WORK TO BE COMPLETED: The lines to be extracted begin at the line containing "What's the underlying" and end at the last line of the data below; copy them exactly and leave out the pictures.

RECORDS FOR THE TASK:
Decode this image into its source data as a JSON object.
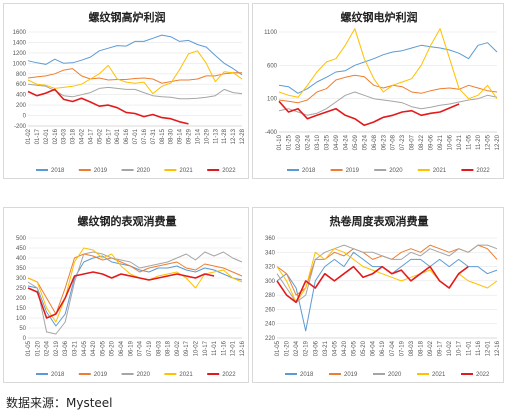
{
  "source_label": "数据来源：Mysteel",
  "series_colors": [
    "#5b9bd5",
    "#ed7d31",
    "#a5a5a5",
    "#ffc000",
    "#e31a1c"
  ],
  "chart_data": [
    {
      "id": "blast_furnace_profit",
      "type": "line",
      "title": "螺纹钢高炉利润",
      "ylim": [
        -200,
        1600
      ],
      "yticks": [
        -200,
        0,
        200,
        400,
        600,
        800,
        1000,
        1200,
        1400,
        1600
      ],
      "xticks": [
        "01-02",
        "01-17",
        "02-01",
        "02-16",
        "03-03",
        "03-18",
        "04-02",
        "04-17",
        "05-02",
        "05-17",
        "06-01",
        "06-16",
        "07-01",
        "07-16",
        "07-31",
        "08-15",
        "08-30",
        "09-14",
        "09-29",
        "10-14",
        "10-29",
        "11-13",
        "11-28",
        "12-13",
        "12-28"
      ],
      "series": [
        {
          "name": "2018",
          "values": [
            1050,
            1010,
            980,
            1080,
            1000,
            1010,
            1060,
            1120,
            1240,
            1290,
            1340,
            1330,
            1420,
            1420,
            1480,
            1540,
            1510,
            1420,
            1440,
            1360,
            1310,
            1150,
            1000,
            900,
            780
          ]
        },
        {
          "name": "2019",
          "values": [
            720,
            740,
            760,
            800,
            870,
            900,
            760,
            700,
            720,
            680,
            690,
            690,
            710,
            720,
            700,
            620,
            650,
            680,
            680,
            700,
            760,
            760,
            800,
            820,
            820
          ]
        },
        {
          "name": "2020",
          "values": [
            600,
            580,
            560,
            480,
            380,
            360,
            400,
            440,
            520,
            540,
            520,
            500,
            500,
            440,
            380,
            360,
            350,
            320,
            320,
            330,
            350,
            380,
            500,
            440,
            420
          ]
        },
        {
          "name": "2021",
          "values": [
            680,
            600,
            580,
            520,
            540,
            560,
            600,
            700,
            800,
            960,
            700,
            640,
            620,
            640,
            420,
            560,
            620,
            880,
            1180,
            1240,
            1000,
            650,
            840,
            820,
            700
          ]
        },
        {
          "name": "2022",
          "values": [
            460,
            380,
            430,
            500,
            310,
            270,
            330,
            260,
            180,
            200,
            150,
            60,
            40,
            -20,
            20,
            -40,
            -60,
            -120,
            -160,
            null,
            null,
            null,
            null,
            null,
            null
          ]
        }
      ]
    },
    {
      "id": "eaf_profit",
      "type": "line",
      "title": "螺纹钢电炉利润",
      "ylim": [
        -400,
        1100
      ],
      "yticks": [
        -400,
        100,
        600,
        1100
      ],
      "xticks": [
        "01-10",
        "01-25",
        "02-09",
        "02-24",
        "03-10",
        "03-25",
        "04-09",
        "04-24",
        "05-09",
        "05-24",
        "06-08",
        "06-23",
        "07-08",
        "07-23",
        "08-07",
        "08-22",
        "09-06",
        "09-21",
        "10-06",
        "10-21",
        "11-05",
        "11-20",
        "12-05",
        "12-20"
      ],
      "series": [
        {
          "name": "2018",
          "values": [
            300,
            280,
            180,
            250,
            350,
            420,
            500,
            520,
            600,
            650,
            700,
            760,
            800,
            820,
            860,
            900,
            880,
            860,
            830,
            780,
            700,
            900,
            940,
            800
          ]
        },
        {
          "name": "2019",
          "values": [
            80,
            60,
            40,
            80,
            200,
            250,
            380,
            420,
            450,
            430,
            300,
            260,
            300,
            280,
            200,
            180,
            220,
            250,
            260,
            240,
            300,
            260,
            220,
            200
          ]
        },
        {
          "name": "2020",
          "values": [
            -80,
            -50,
            -100,
            -150,
            -120,
            -50,
            50,
            150,
            200,
            150,
            100,
            80,
            60,
            40,
            -20,
            -50,
            -30,
            0,
            20,
            50,
            80,
            100,
            150,
            120
          ]
        },
        {
          "name": "2021",
          "values": [
            200,
            150,
            120,
            300,
            500,
            650,
            700,
            900,
            1150,
            700,
            400,
            200,
            300,
            350,
            400,
            600,
            900,
            1150,
            700,
            250,
            100,
            150,
            300,
            100
          ]
        },
        {
          "name": "2022",
          "values": [
            60,
            -100,
            -50,
            -200,
            -150,
            -100,
            -50,
            -150,
            -200,
            -300,
            -250,
            -180,
            -150,
            -100,
            -80,
            -150,
            -120,
            -100,
            -40,
            20,
            null,
            null,
            null,
            null
          ]
        }
      ]
    },
    {
      "id": "rebar_apparent_consumption",
      "type": "line",
      "title": "螺纹钢的表观消费量",
      "ylim": [
        0,
        500
      ],
      "yticks": [
        0,
        50,
        100,
        150,
        200,
        250,
        300,
        350,
        400,
        450,
        500
      ],
      "xticks": [
        "01-05",
        "01-20",
        "02-04",
        "02-19",
        "03-06",
        "03-21",
        "04-05",
        "04-20",
        "05-05",
        "05-20",
        "06-04",
        "06-19",
        "07-04",
        "07-19",
        "08-03",
        "08-18",
        "09-02",
        "09-17",
        "10-02",
        "10-17",
        "11-01",
        "11-16",
        "12-01",
        "12-16"
      ],
      "series": [
        {
          "name": "2018",
          "values": [
            260,
            250,
            130,
            60,
            120,
            300,
            380,
            400,
            410,
            380,
            370,
            360,
            340,
            330,
            350,
            350,
            360,
            340,
            330,
            350,
            340,
            320,
            300,
            290
          ]
        },
        {
          "name": "2019",
          "values": [
            300,
            280,
            200,
            120,
            250,
            400,
            420,
            410,
            390,
            400,
            380,
            360,
            330,
            350,
            360,
            370,
            380,
            350,
            340,
            370,
            360,
            350,
            330,
            310
          ]
        },
        {
          "name": "2020",
          "values": [
            280,
            250,
            30,
            20,
            80,
            280,
            420,
            430,
            420,
            400,
            390,
            380,
            350,
            360,
            370,
            380,
            400,
            420,
            390,
            430,
            410,
            430,
            400,
            380
          ]
        },
        {
          "name": "2021",
          "values": [
            300,
            280,
            150,
            80,
            200,
            380,
            450,
            440,
            400,
            420,
            360,
            320,
            300,
            290,
            310,
            320,
            330,
            300,
            250,
            320,
            330,
            340,
            300,
            280
          ]
        },
        {
          "name": "2022",
          "values": [
            250,
            230,
            100,
            120,
            200,
            310,
            320,
            330,
            320,
            300,
            320,
            310,
            300,
            290,
            300,
            310,
            320,
            310,
            300,
            320,
            310,
            null,
            null,
            null
          ]
        }
      ]
    },
    {
      "id": "hrc_weekly_apparent_consumption",
      "type": "line",
      "title": "热卷周度表观消费量",
      "ylim": [
        220,
        360
      ],
      "yticks": [
        220,
        240,
        260,
        280,
        300,
        320,
        340,
        360
      ],
      "xticks": [
        "01-05",
        "01-20",
        "02-04",
        "02-19",
        "03-06",
        "03-21",
        "04-05",
        "04-20",
        "05-05",
        "05-20",
        "06-04",
        "06-19",
        "07-04",
        "07-19",
        "08-03",
        "08-18",
        "09-02",
        "09-17",
        "10-02",
        "10-17",
        "11-01",
        "11-16",
        "12-01",
        "12-16"
      ],
      "series": [
        {
          "name": "2018",
          "values": [
            300,
            310,
            290,
            230,
            300,
            320,
            330,
            320,
            340,
            330,
            320,
            320,
            310,
            320,
            330,
            330,
            320,
            330,
            320,
            330,
            320,
            320,
            310,
            315
          ]
        },
        {
          "name": "2019",
          "values": [
            320,
            310,
            280,
            290,
            330,
            330,
            340,
            335,
            345,
            340,
            330,
            335,
            330,
            340,
            345,
            340,
            350,
            345,
            340,
            345,
            340,
            350,
            345,
            330
          ]
        },
        {
          "name": "2020",
          "values": [
            310,
            290,
            270,
            280,
            330,
            340,
            345,
            350,
            345,
            340,
            340,
            335,
            330,
            330,
            340,
            335,
            345,
            340,
            335,
            345,
            340,
            350,
            350,
            345
          ]
        },
        {
          "name": "2021",
          "values": [
            320,
            300,
            270,
            290,
            340,
            330,
            345,
            340,
            330,
            320,
            315,
            310,
            305,
            300,
            305,
            310,
            315,
            300,
            290,
            310,
            300,
            295,
            290,
            300
          ]
        },
        {
          "name": "2022",
          "values": [
            300,
            280,
            270,
            300,
            290,
            310,
            300,
            310,
            320,
            305,
            310,
            320,
            310,
            315,
            300,
            310,
            320,
            300,
            290,
            310,
            320,
            null,
            null,
            null
          ]
        }
      ]
    }
  ]
}
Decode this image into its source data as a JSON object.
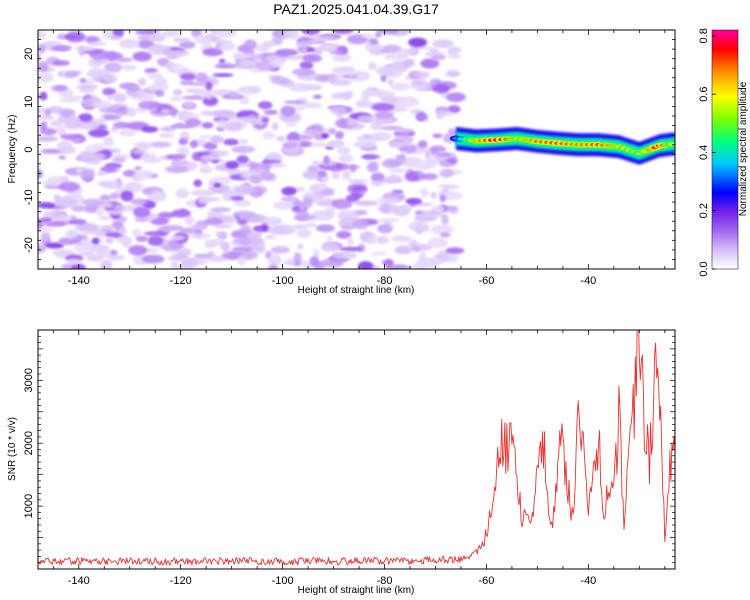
{
  "chart_data": [
    {
      "type": "heatmap",
      "title": "PAZ1.2025.041.04.39.G17",
      "xlabel": "Height of straight line (km)",
      "ylabel": "Frequency (Hz)",
      "xlim": [
        -148,
        -23
      ],
      "ylim": [
        -25,
        25
      ],
      "x_ticks": [
        "-140",
        "-120",
        "-100",
        "-80",
        "-60",
        "-40"
      ],
      "y_ticks": [
        "-20",
        "-10",
        "0",
        "10",
        "20"
      ],
      "colorbar": {
        "label": "Normalized spectral amplitude",
        "range": [
          0.0,
          0.82
        ],
        "ticks": [
          "0.0",
          "0.2",
          "0.4",
          "0.6",
          "0.8"
        ]
      },
      "noise_region": {
        "x_range": [
          -148,
          -66
        ],
        "y_range": [
          -25,
          25
        ],
        "amplitude_range": [
          0.05,
          0.2
        ]
      },
      "signal_ridge": {
        "points": [
          {
            "x": -66,
            "y": 2.3,
            "a": 0.35
          },
          {
            "x": -62,
            "y": 1.8,
            "a": 0.65
          },
          {
            "x": -58,
            "y": 2.0,
            "a": 0.78
          },
          {
            "x": -54,
            "y": 2.3,
            "a": 0.6
          },
          {
            "x": -50,
            "y": 1.7,
            "a": 0.7
          },
          {
            "x": -46,
            "y": 1.3,
            "a": 0.72
          },
          {
            "x": -42,
            "y": 1.0,
            "a": 0.68
          },
          {
            "x": -38,
            "y": 1.0,
            "a": 0.72
          },
          {
            "x": -34,
            "y": 0.6,
            "a": 0.62
          },
          {
            "x": -30,
            "y": -0.8,
            "a": 0.55
          },
          {
            "x": -26,
            "y": 0.8,
            "a": 0.78
          },
          {
            "x": -23,
            "y": 1.2,
            "a": 0.5
          }
        ]
      }
    },
    {
      "type": "line",
      "xlabel": "Height of straight line (km)",
      "ylabel": "SNR (10 * v/v)",
      "xlim": [
        -148,
        -23
      ],
      "ylim": [
        0,
        3800
      ],
      "x_ticks": [
        "-140",
        "-120",
        "-100",
        "-80",
        "-60",
        "-40"
      ],
      "y_ticks": [
        "1000",
        "2000",
        "3000"
      ],
      "series": [
        {
          "color": "#e83232",
          "x": [
            -148,
            -140,
            -130,
            -120,
            -110,
            -100,
            -90,
            -80,
            -70,
            -65,
            -62,
            -60,
            -59,
            -58,
            -57,
            -56,
            -55,
            -54,
            -53,
            -52,
            -51,
            -50,
            -49,
            -48,
            -47,
            -46,
            -45,
            -44,
            -43,
            -42,
            -41,
            -40,
            -39,
            -38,
            -37,
            -36,
            -35,
            -34,
            -33,
            -32,
            -31,
            -30,
            -29,
            -28,
            -27,
            -26,
            -25,
            -24,
            -23
          ],
          "values": [
            120,
            130,
            125,
            120,
            130,
            120,
            125,
            130,
            140,
            160,
            250,
            550,
            900,
            1500,
            2100,
            1950,
            2300,
            1300,
            800,
            700,
            950,
            1400,
            2200,
            1200,
            600,
            1600,
            2100,
            1300,
            700,
            2400,
            1900,
            1000,
            1700,
            2000,
            900,
            1500,
            1100,
            2550,
            800,
            1600,
            2600,
            3700,
            2300,
            1700,
            2900,
            3000,
            400,
            1800,
            1900
          ]
        }
      ]
    }
  ],
  "colors": {
    "palette_stops": [
      "#ffffff",
      "#dcc8f8",
      "#a466f2",
      "#7020e8",
      "#0000ff",
      "#00c8ff",
      "#00ff80",
      "#80ff00",
      "#ffff00",
      "#ff9600",
      "#ff0000",
      "#ff00a0"
    ],
    "snr_line": "#e83232"
  }
}
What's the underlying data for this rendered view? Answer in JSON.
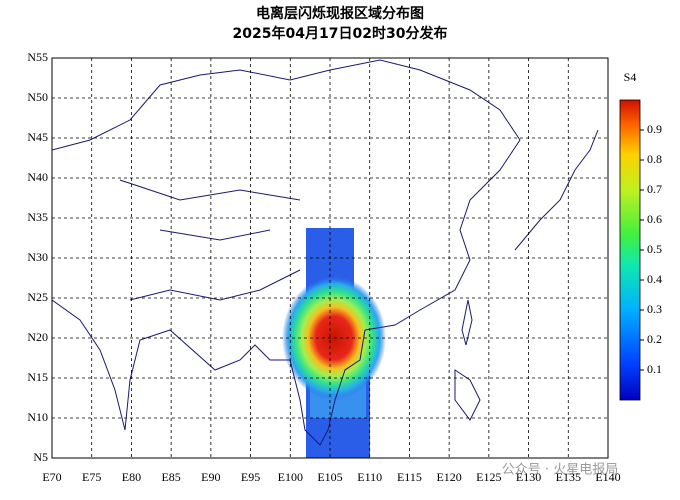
{
  "title": "电离层闪烁现报区域分布图",
  "subtitle": "2025年04月17日02时30分发布",
  "map": {
    "lat_labels": [
      "N55",
      "N50",
      "N45",
      "N40",
      "N35",
      "N30",
      "N25",
      "N20",
      "N15",
      "N10",
      "N5"
    ],
    "lon_labels": [
      "E70",
      "E75",
      "E80",
      "E85",
      "E90",
      "E95",
      "E100",
      "E105",
      "E110",
      "E115",
      "E120",
      "E125",
      "E130",
      "E135",
      "E140"
    ]
  },
  "colorbar": {
    "label": "S4",
    "lim": [
      0,
      1
    ],
    "ticks": [
      0.1,
      0.2,
      0.3,
      0.4,
      0.5,
      0.6,
      0.7,
      0.8,
      0.9
    ]
  },
  "watermark": "公众号 · 火星电报局"
}
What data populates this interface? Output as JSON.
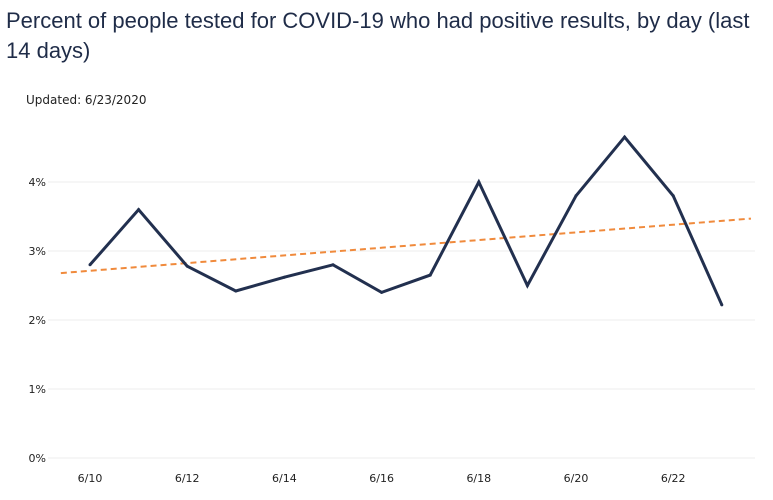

TASK RESULT:
What's the underlying data for this rendered view? Answer in JSON.
{
  "title": "电离层闪烁现报区域分布图",
  "subtitle": "2025年04月17日02时30分发布",
  "map": {
    "lat_labels": [
      "N55",
      "N50",
      "N45",
      "N40",
      "N35",
      "N30",
      "N25",
      "N20",
      "N15",
      "N10",
      "N5"
    ],
    "lon_labels": [
      "E70",
      "E75",
      "E80",
      "E85",
      "E90",
      "E95",
      "E100",
      "E105",
      "E110",
      "E115",
      "E120",
      "E125",
      "E130",
      "E135",
      "E140"
    ]
  },
  "colorbar": {
    "label": "S4",
    "lim": [
      0,
      1
    ],
    "ticks": [
      0.1,
      0.2,
      0.3,
      0.4,
      0.5,
      0.6,
      0.7,
      0.8,
      0.9
    ]
  },
  "watermark": "公众号 · 火星电报局"
}
What data populates this interface? Output as JSON.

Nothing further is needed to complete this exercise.